**Work task**
What lines of the material below hold the string "JSON"? Copy them out.

**Data extract**
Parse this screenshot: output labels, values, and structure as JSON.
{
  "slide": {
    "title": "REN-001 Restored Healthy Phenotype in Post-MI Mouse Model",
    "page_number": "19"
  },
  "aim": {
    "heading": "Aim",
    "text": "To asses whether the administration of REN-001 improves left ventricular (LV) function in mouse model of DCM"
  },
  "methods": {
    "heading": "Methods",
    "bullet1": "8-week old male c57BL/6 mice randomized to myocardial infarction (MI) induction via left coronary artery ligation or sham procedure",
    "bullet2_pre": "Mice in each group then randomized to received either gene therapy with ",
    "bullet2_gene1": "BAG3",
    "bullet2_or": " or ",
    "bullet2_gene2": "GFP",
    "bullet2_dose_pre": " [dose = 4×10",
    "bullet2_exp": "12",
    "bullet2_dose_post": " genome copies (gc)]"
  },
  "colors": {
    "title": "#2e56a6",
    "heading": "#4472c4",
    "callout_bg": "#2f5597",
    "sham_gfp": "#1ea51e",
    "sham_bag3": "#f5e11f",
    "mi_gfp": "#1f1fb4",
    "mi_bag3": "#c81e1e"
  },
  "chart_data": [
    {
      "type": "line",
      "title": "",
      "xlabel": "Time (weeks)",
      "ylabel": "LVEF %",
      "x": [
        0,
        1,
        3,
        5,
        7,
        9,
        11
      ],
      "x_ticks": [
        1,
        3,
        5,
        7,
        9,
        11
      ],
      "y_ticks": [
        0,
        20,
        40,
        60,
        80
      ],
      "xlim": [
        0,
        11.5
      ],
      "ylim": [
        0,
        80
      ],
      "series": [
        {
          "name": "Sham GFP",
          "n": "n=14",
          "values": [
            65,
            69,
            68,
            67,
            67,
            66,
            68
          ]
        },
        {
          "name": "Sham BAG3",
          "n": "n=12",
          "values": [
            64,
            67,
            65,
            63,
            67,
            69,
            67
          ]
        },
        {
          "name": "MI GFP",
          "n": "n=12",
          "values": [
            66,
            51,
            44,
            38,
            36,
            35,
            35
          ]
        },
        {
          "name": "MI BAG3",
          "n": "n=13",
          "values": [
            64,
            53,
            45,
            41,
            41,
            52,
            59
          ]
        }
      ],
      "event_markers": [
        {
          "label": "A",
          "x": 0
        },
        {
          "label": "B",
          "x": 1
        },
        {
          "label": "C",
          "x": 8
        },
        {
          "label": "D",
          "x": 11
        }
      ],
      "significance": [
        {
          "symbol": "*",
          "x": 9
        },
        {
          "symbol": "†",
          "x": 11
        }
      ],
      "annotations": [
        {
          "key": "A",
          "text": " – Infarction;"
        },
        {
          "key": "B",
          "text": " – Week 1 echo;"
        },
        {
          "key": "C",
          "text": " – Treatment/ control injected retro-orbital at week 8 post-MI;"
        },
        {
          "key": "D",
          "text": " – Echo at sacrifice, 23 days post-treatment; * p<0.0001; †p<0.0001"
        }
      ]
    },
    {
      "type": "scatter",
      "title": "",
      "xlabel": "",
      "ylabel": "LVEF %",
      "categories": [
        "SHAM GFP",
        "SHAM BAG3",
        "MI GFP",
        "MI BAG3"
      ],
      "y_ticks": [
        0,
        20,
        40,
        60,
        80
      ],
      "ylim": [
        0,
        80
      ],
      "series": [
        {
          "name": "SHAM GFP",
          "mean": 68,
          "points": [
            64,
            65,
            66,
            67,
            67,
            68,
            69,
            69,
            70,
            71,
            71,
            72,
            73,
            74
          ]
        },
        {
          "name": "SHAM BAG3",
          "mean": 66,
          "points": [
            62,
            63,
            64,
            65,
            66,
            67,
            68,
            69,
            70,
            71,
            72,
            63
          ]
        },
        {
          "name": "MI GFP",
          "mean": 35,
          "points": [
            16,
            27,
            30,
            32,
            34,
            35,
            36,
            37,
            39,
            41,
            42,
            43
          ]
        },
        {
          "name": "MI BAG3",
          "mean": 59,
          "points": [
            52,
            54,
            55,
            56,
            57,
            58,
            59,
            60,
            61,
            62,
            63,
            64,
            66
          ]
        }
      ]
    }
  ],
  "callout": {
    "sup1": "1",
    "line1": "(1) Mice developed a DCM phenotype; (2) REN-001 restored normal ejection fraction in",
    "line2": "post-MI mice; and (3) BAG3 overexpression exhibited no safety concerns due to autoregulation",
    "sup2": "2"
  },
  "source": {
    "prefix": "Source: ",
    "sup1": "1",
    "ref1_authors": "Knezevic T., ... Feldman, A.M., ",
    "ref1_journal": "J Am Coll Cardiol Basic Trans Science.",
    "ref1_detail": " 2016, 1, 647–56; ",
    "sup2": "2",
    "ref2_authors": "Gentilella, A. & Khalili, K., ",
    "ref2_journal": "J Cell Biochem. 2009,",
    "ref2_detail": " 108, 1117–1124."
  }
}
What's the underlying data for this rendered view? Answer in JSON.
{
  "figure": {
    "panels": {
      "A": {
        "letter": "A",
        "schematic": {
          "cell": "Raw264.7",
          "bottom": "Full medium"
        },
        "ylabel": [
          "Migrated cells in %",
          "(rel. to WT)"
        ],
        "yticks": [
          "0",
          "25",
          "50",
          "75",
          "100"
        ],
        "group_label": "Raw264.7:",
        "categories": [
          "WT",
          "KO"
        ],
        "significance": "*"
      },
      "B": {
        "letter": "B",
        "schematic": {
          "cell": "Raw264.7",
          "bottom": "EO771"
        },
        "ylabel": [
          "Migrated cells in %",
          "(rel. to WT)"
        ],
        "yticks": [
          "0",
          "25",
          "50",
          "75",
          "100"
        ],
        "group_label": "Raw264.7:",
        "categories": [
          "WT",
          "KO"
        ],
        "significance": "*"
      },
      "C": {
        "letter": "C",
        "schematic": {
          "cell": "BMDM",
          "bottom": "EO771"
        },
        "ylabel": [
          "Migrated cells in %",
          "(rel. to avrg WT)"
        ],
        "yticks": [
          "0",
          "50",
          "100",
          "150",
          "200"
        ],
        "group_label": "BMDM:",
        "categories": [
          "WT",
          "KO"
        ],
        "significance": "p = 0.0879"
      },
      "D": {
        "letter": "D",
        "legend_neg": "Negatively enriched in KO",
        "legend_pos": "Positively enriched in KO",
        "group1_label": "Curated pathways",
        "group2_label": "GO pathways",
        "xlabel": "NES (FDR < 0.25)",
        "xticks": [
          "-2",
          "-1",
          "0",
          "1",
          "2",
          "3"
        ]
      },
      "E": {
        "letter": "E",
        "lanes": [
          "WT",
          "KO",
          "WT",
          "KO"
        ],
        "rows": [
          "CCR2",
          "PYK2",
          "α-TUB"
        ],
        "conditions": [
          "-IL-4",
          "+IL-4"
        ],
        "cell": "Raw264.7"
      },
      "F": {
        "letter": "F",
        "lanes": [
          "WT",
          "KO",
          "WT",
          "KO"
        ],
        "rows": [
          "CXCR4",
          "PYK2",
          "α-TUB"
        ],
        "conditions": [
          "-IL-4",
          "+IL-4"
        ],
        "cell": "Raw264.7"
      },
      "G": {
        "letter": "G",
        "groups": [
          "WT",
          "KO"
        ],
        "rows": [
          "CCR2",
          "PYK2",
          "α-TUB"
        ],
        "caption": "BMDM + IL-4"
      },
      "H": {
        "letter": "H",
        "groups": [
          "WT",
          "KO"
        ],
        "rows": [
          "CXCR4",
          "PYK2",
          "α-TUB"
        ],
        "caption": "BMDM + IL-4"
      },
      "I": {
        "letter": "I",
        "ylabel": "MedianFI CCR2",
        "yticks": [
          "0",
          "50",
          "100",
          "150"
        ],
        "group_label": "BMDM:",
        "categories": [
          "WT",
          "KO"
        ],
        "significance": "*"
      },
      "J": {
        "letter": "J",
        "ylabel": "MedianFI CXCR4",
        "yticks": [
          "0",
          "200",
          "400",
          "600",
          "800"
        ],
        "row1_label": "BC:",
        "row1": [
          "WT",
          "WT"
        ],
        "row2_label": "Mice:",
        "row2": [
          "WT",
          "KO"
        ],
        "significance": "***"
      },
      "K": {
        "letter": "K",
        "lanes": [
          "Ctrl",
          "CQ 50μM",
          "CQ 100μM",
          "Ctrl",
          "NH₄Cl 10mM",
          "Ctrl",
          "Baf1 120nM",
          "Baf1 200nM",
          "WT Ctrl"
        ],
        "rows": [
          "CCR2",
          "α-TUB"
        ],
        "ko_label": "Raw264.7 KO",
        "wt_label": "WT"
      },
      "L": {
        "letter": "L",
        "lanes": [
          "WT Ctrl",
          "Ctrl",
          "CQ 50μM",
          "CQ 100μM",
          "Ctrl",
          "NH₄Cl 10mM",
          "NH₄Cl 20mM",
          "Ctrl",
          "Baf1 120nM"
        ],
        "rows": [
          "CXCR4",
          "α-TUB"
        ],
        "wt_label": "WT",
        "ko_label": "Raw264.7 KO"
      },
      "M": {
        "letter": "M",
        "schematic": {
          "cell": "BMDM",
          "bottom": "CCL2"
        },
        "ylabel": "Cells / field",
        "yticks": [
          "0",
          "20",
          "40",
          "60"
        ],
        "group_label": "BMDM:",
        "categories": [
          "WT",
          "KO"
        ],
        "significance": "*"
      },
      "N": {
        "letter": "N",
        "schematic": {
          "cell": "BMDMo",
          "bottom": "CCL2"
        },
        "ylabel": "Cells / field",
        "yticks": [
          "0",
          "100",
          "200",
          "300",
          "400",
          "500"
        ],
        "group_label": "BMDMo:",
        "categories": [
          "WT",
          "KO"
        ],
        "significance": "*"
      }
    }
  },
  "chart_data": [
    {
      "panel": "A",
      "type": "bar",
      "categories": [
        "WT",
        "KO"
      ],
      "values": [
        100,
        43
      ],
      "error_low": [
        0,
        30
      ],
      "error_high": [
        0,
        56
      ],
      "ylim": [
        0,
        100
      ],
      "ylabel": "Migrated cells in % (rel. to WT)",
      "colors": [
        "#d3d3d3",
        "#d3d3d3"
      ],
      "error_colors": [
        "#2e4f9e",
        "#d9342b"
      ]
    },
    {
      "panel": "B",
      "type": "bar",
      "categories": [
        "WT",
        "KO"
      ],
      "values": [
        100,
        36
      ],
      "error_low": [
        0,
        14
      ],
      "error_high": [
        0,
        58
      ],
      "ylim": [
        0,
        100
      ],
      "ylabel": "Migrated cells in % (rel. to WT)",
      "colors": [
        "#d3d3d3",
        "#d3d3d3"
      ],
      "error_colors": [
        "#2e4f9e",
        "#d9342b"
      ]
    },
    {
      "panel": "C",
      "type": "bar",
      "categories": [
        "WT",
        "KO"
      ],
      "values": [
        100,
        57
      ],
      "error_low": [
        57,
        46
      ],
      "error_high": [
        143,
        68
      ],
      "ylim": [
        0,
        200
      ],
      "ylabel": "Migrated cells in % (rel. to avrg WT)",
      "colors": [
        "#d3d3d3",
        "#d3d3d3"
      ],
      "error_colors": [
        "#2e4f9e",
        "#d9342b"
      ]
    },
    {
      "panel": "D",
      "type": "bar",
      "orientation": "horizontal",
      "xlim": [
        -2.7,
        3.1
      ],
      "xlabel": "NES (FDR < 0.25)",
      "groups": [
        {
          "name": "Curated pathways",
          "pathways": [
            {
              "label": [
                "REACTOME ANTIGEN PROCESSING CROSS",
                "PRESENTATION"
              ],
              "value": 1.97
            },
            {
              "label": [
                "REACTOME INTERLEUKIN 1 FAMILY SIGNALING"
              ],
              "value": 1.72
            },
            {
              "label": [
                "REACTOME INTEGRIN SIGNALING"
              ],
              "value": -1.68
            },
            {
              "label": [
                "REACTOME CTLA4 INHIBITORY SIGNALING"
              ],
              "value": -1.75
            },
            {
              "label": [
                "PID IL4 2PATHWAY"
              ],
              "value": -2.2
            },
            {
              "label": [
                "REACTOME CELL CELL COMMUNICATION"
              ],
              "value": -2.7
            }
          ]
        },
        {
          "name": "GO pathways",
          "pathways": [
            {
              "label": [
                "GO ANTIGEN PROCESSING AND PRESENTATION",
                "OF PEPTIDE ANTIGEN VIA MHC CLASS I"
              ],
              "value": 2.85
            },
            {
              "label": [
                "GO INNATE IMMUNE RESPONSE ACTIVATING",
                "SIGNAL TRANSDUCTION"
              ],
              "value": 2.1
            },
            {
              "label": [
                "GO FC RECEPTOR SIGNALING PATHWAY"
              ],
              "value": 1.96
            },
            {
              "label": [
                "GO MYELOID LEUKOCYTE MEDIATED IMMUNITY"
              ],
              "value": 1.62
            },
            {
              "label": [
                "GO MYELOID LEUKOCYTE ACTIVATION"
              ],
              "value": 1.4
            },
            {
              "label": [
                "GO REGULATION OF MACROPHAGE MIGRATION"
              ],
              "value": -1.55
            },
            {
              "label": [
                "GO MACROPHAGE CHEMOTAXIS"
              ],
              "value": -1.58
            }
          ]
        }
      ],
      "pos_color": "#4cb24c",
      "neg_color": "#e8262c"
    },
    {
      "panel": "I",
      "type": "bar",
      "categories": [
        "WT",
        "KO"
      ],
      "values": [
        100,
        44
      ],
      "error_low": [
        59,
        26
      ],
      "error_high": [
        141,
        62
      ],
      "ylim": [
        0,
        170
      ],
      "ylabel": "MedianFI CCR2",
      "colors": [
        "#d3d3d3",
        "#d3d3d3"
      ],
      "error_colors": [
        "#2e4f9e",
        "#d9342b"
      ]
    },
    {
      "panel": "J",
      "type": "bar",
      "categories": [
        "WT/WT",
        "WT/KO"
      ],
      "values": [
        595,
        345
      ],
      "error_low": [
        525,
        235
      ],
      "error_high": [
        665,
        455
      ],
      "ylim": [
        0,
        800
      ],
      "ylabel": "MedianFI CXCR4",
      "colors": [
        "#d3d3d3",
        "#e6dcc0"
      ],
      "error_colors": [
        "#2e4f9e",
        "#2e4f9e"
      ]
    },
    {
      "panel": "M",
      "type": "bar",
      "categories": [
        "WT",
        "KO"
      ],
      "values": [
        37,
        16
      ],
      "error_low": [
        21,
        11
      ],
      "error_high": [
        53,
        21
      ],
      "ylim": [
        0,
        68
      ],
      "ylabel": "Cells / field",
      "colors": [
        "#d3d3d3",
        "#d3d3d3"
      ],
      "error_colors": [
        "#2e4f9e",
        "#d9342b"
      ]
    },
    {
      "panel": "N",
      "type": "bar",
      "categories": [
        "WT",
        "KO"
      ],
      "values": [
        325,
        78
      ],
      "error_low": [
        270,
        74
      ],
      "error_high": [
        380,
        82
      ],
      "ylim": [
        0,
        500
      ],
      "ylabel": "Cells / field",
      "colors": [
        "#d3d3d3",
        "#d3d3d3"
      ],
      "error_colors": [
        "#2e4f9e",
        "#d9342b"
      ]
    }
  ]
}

**Answer to this exercise**
Parse this screenshot: output labels, values, and structure as JSON.
What's the underlying data for this rendered view? Answer in JSON.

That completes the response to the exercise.